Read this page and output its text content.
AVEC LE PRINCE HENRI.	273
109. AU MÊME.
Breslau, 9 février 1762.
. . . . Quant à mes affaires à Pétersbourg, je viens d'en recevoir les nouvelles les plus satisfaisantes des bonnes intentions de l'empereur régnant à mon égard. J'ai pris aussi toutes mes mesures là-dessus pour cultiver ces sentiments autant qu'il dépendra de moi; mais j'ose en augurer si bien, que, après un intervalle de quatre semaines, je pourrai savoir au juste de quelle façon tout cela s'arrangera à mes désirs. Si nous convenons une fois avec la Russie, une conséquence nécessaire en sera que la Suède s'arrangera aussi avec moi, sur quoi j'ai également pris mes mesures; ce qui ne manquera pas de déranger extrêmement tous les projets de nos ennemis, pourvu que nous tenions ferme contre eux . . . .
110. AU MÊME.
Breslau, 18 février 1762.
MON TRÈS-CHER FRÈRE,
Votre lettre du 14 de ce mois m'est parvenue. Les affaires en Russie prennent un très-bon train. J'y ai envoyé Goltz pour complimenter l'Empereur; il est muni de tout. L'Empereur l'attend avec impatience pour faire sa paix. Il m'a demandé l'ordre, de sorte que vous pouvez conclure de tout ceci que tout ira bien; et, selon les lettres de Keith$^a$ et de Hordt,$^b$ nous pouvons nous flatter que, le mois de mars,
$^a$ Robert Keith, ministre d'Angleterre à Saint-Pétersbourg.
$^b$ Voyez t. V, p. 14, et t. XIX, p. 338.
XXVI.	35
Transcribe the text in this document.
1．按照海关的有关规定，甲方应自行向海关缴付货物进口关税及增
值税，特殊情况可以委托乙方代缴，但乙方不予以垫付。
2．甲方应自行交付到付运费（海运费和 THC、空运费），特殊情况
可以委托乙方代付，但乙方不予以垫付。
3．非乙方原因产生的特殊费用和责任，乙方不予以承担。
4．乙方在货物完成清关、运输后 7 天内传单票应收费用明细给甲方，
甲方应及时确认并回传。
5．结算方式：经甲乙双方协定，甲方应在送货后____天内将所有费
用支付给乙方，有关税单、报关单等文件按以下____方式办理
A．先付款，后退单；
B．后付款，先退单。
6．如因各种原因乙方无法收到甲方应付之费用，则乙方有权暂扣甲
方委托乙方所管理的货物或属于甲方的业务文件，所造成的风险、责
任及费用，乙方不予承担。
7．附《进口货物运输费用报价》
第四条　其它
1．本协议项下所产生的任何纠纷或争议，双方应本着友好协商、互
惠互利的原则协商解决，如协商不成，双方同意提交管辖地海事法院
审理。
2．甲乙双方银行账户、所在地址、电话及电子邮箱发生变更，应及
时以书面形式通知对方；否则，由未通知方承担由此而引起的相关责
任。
###
• AIM
Every entry should be printed again exactly as it stands.

• SOLUTION TO THE EXERCISE
Read this page and output its text content.
AVEC LE PRINCE HENRI.	273
109. AU MÊME.
Breslau, 9 février 1762.
. . . . Quant à mes affaires à Pétersbourg, je viens d'en recevoir les nouvelles les plus satisfaisantes des bonnes intentions de l'empereur régnant à mon égard. J'ai pris aussi toutes mes mesures là-dessus pour cultiver ces sentiments autant qu'il dépendra de moi; mais j'ose en augurer si bien, que, après un intervalle de quatre semaines, je pourrai savoir au juste de quelle façon tout cela s'arrangera à mes désirs. Si nous convenons une fois avec la Russie, une conséquence nécessaire en sera que la Suède s'arrangera aussi avec moi, sur quoi j'ai également pris mes mesures; ce qui ne manquera pas de déranger extrêmement tous les projets de nos ennemis, pourvu que nous tenions ferme contre eux . . . .
110. AU MÊME.
Breslau, 18 février 1762.
MON TRÈS-CHER FRÈRE,
Votre lettre du 14 de ce mois m'est parvenue. Les affaires en Russie prennent un très-bon train. J'y ai envoyé Goltz pour complimenter l'Empereur; il est muni de tout. L'Empereur l'attend avec impatience pour faire sa paix. Il m'a demandé l'ordre, de sorte que vous pouvez conclure de tout ceci que tout ira bien; et, selon les lettres de Keith$^a$ et de Hordt,$^b$ nous pouvons nous flatter que, le mois de mars,
$^a$ Robert Keith, ministre d'Angleterre à Saint-Pétersbourg.
$^b$ Voyez t. V, p. 14, et t. XIX, p. 338.
XXVI.	35
Transcribe the text in this document.
1．按照海关的有关规定，甲方应自行向海关缴付货物进口关税及增
值税，特殊情况可以委托乙方代缴，但乙方不予以垫付。
2．甲方应自行交付到付运费（海运费和 THC、空运费），特殊情况
可以委托乙方代付，但乙方不予以垫付。
3．非乙方原因产生的特殊费用和责任，乙方不予以承担。
4．乙方在货物完成清关、运输后 7 天内传单票应收费用明细给甲方，
甲方应及时确认并回传。
5．结算方式：经甲乙双方协定，甲方应在送货后____天内将所有费
用支付给乙方，有关税单、报关单等文件按以下____方式办理
A．先付款，后退单；
B．后付款，先退单。
6．如因各种原因乙方无法收到甲方应付之费用，则乙方有权暂扣甲
方委托乙方所管理的货物或属于甲方的业务文件，所造成的风险、责
任及费用，乙方不予承担。
7．附《进口货物运输费用报价》
第四条　其它
1．本协议项下所产生的任何纠纷或争议，双方应本着友好协商、互
惠互利的原则协商解决，如协商不成，双方同意提交管辖地海事法院
审理。
2．甲乙双方银行账户、所在地址、电话及电子邮箱发生变更，应及
时以书面形式通知对方；否则，由未通知方承担由此而引起的相关责
任。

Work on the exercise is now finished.